──────── INFORMATION GIVEN ────────

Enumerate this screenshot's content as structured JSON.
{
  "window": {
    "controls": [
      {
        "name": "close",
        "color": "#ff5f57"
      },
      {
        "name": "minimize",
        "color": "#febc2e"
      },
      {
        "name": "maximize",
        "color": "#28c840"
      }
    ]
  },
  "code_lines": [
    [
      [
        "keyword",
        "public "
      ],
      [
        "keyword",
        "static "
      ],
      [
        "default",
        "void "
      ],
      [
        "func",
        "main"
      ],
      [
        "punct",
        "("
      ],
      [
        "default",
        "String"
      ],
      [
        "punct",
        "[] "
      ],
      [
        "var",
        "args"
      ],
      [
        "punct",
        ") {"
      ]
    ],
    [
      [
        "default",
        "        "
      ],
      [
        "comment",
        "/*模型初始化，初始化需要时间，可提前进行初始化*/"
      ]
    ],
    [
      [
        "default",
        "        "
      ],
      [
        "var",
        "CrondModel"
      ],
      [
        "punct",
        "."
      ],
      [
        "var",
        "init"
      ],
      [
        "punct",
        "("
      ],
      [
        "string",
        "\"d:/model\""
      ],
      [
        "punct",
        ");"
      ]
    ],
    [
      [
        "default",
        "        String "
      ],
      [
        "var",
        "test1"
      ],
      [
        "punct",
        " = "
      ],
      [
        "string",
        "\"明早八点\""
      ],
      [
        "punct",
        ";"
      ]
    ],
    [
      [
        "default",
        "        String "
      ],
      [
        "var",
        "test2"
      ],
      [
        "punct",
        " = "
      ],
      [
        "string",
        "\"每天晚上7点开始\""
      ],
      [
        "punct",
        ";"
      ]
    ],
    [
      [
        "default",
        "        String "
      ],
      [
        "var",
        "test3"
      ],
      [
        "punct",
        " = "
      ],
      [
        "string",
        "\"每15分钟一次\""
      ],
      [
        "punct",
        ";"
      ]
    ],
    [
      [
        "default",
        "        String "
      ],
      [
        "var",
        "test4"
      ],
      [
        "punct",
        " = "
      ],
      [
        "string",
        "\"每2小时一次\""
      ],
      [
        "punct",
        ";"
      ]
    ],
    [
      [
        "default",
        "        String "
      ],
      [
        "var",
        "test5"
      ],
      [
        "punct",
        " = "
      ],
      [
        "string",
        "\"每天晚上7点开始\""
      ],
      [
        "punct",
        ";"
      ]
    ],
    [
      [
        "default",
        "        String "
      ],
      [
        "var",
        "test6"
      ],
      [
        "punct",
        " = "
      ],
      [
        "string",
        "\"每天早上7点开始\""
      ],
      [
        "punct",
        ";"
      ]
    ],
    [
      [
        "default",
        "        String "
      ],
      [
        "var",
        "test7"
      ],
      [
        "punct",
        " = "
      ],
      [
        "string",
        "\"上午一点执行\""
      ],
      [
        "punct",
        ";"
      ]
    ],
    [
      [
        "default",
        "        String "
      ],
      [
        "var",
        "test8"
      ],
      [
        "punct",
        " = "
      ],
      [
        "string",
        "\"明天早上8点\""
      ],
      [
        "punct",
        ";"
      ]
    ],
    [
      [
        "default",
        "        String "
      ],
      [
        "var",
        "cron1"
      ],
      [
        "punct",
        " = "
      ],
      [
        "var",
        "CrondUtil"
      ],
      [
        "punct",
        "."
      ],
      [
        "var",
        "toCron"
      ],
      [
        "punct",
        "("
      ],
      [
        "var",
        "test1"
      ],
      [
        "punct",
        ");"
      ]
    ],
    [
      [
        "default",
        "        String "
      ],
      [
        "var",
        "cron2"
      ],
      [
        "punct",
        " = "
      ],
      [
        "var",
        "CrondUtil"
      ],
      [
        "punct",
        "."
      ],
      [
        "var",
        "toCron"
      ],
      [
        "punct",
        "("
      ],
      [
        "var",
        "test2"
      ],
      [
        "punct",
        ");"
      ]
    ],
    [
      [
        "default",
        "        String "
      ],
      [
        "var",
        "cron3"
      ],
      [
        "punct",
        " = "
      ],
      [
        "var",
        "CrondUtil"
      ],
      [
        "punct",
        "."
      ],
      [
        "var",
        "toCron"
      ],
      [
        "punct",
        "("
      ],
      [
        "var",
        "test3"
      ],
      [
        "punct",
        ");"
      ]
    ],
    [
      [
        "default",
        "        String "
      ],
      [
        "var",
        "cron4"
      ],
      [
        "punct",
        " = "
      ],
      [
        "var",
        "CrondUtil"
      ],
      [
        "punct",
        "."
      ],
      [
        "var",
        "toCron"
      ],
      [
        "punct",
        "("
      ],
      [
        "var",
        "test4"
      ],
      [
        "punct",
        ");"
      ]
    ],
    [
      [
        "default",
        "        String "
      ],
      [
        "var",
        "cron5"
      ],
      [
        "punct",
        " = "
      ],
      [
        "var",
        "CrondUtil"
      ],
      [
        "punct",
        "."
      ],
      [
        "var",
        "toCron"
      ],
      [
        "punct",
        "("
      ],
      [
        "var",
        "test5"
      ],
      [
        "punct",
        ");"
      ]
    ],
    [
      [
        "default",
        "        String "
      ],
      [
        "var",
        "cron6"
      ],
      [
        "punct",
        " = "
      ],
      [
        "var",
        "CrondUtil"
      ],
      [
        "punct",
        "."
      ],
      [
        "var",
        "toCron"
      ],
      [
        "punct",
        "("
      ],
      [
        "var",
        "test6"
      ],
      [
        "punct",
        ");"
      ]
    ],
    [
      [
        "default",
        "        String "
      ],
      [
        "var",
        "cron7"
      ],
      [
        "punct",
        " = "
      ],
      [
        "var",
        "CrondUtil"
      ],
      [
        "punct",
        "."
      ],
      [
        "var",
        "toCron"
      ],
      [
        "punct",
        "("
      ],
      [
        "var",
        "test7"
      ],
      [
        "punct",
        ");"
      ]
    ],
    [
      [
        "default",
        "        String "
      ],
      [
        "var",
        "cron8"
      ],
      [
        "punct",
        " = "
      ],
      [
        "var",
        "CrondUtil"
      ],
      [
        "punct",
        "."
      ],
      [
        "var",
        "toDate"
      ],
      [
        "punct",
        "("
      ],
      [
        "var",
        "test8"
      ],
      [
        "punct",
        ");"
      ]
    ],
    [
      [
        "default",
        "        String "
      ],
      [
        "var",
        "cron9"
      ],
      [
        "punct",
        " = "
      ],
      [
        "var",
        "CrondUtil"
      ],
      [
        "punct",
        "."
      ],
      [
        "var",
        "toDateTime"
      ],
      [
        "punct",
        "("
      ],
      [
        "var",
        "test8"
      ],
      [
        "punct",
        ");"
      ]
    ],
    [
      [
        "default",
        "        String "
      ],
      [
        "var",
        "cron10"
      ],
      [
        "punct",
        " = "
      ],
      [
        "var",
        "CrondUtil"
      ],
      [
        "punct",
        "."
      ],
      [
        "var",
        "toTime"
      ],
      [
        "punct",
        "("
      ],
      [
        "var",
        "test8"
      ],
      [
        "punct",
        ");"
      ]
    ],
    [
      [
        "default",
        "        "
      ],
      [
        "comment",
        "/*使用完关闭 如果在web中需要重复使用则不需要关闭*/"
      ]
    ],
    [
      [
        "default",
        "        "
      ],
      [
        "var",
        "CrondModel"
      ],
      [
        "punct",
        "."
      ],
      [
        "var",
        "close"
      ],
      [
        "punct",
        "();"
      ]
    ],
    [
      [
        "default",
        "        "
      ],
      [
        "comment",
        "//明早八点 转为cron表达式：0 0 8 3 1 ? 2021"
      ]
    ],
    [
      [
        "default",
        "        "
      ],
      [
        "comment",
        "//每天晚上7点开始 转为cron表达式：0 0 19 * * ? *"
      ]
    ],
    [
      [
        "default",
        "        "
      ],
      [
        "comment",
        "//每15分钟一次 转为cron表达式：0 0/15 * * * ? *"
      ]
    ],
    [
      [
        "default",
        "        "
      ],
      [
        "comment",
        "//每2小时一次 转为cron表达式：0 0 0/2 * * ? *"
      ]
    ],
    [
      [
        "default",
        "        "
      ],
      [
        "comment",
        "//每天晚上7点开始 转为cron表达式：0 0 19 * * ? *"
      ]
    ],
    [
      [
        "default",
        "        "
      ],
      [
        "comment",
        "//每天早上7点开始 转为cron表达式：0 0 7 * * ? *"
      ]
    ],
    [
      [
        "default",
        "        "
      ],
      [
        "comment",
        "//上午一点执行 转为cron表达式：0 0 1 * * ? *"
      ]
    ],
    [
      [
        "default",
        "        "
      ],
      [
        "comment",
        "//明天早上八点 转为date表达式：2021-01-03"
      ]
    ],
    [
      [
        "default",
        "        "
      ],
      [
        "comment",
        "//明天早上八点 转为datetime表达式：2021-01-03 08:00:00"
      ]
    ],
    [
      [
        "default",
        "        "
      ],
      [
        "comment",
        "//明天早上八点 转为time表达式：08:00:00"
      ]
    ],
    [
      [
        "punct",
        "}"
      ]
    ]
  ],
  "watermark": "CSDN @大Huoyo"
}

────────

* _INSTRUCTIONS TO FOLLOW_:
Using the material above, work out how many lines contain the string "color". Give that number alone.

* _FULL OUTPUT_:
3